begin

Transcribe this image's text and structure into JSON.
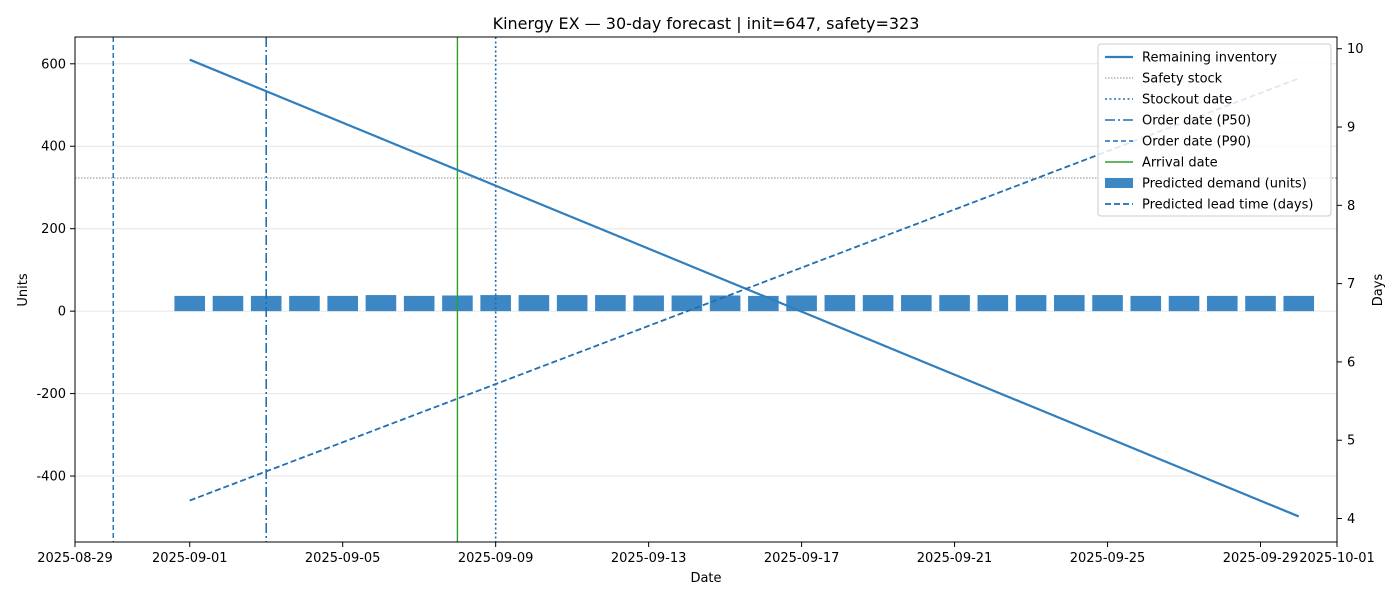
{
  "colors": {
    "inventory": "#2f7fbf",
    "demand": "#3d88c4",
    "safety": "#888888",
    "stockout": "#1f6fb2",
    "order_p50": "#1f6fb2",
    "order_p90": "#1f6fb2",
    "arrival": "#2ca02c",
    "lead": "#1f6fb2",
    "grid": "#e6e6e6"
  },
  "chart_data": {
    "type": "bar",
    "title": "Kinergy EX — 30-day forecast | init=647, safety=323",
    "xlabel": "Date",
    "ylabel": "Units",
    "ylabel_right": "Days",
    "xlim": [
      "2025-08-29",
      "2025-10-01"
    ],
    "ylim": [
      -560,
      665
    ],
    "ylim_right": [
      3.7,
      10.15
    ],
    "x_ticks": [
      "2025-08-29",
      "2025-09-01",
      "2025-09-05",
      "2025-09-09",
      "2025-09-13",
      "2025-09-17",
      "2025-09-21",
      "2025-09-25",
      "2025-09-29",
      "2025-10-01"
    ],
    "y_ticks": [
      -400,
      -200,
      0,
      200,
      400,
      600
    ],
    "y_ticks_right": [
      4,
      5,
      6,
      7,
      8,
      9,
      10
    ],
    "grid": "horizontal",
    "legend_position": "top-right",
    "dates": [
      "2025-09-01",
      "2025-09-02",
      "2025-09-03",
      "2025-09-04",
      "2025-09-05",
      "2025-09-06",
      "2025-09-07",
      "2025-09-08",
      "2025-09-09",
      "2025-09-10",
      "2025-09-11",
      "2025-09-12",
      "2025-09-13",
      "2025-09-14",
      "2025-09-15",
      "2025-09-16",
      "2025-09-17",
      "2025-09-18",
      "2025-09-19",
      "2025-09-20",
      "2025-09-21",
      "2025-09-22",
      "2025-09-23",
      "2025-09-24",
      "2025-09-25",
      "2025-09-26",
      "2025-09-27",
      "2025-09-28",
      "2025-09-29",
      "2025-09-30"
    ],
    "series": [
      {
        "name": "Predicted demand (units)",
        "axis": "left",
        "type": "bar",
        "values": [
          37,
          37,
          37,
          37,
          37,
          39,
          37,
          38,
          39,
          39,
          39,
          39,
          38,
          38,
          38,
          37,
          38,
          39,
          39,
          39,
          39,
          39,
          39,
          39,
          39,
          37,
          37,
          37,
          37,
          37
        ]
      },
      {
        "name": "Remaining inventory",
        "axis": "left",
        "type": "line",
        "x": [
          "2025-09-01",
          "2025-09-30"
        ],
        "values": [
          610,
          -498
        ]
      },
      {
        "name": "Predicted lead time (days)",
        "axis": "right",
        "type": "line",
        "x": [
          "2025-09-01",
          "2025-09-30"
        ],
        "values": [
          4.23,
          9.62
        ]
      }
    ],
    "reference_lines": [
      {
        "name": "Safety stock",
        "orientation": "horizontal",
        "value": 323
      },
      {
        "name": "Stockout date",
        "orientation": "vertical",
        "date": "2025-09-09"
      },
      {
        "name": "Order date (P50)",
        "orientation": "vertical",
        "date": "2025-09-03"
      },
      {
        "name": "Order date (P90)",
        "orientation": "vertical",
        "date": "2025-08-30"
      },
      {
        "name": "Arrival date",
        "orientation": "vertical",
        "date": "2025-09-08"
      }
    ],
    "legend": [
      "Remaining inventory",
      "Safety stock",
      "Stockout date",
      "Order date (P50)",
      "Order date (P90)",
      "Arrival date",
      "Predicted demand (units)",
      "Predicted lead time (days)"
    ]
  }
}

end
begin

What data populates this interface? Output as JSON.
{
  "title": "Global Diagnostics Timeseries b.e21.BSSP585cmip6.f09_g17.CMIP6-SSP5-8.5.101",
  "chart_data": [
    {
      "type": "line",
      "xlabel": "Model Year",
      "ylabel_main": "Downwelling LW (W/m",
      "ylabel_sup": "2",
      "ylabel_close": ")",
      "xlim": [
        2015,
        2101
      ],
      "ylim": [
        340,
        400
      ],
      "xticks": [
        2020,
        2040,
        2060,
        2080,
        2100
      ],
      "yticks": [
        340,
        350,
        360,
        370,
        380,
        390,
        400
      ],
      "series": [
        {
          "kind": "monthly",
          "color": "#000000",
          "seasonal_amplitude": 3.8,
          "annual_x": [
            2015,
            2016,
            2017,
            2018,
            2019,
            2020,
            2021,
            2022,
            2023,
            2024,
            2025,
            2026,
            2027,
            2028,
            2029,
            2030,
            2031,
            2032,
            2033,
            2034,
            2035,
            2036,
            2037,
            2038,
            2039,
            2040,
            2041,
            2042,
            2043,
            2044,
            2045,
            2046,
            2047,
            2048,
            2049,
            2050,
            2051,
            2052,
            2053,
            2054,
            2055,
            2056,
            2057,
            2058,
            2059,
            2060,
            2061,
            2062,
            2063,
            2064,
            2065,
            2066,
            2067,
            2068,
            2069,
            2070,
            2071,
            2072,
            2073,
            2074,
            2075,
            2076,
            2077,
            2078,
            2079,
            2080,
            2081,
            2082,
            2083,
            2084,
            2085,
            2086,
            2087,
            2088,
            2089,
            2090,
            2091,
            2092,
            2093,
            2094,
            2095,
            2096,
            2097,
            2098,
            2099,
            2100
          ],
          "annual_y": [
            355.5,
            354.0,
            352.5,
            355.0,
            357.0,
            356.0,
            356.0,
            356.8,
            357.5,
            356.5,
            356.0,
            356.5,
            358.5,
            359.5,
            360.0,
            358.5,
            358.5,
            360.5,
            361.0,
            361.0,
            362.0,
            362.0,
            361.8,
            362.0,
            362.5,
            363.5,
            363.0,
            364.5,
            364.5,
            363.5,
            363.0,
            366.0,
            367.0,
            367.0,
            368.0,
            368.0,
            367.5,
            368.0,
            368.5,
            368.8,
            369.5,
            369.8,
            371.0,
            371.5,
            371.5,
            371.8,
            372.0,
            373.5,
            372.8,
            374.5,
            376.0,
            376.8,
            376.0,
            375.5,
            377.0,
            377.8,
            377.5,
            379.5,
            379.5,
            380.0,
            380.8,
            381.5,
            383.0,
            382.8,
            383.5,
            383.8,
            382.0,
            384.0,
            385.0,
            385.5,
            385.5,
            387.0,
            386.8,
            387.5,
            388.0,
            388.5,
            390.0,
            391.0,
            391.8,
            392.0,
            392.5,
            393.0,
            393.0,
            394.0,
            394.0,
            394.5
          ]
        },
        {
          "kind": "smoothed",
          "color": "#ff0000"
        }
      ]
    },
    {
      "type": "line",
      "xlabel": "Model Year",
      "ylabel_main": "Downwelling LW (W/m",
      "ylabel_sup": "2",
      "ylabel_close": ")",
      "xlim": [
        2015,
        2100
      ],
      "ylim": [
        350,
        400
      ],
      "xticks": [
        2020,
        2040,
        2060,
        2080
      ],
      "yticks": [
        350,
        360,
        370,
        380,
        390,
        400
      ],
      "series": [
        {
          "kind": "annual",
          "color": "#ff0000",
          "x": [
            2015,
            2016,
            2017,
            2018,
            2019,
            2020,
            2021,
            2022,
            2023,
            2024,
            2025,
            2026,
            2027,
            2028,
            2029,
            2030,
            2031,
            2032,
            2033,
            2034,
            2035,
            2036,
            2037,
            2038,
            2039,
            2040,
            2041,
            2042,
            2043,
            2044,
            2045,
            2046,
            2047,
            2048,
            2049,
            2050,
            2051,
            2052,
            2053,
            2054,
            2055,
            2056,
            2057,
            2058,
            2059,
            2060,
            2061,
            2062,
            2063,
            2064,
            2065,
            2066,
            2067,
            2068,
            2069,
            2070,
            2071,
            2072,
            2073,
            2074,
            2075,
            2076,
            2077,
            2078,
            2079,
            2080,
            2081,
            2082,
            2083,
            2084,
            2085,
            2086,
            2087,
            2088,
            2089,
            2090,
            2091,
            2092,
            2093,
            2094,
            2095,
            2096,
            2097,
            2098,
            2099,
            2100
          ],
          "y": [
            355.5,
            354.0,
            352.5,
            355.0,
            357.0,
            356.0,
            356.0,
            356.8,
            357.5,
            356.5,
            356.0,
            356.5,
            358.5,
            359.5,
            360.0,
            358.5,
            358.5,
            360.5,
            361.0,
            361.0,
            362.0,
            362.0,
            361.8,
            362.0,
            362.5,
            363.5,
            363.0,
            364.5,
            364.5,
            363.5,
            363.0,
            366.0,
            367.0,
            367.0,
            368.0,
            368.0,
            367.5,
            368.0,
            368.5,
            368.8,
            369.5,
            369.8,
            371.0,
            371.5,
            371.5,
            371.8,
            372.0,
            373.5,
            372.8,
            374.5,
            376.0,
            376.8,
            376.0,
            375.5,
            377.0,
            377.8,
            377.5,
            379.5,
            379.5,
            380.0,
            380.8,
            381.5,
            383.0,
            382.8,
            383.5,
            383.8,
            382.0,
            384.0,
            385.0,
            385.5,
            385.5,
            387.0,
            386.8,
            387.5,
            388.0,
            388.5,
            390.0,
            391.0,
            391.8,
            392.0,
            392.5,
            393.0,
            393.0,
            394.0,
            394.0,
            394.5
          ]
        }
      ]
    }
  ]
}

end

# THE REQUEST
Scan the records above for the string "name", then report every line that contains it.

# TASK RESPONSE
        "name": "Predicted demand (units)",
        "name": "Remaining inventory",
        "name": "Predicted lead time (days)",
        "name": "Safety stock",
        "name": "Stockout date",
        "name": "Order date (P50)",
        "name": "Order date (P90)",
        "name": "Arrival date",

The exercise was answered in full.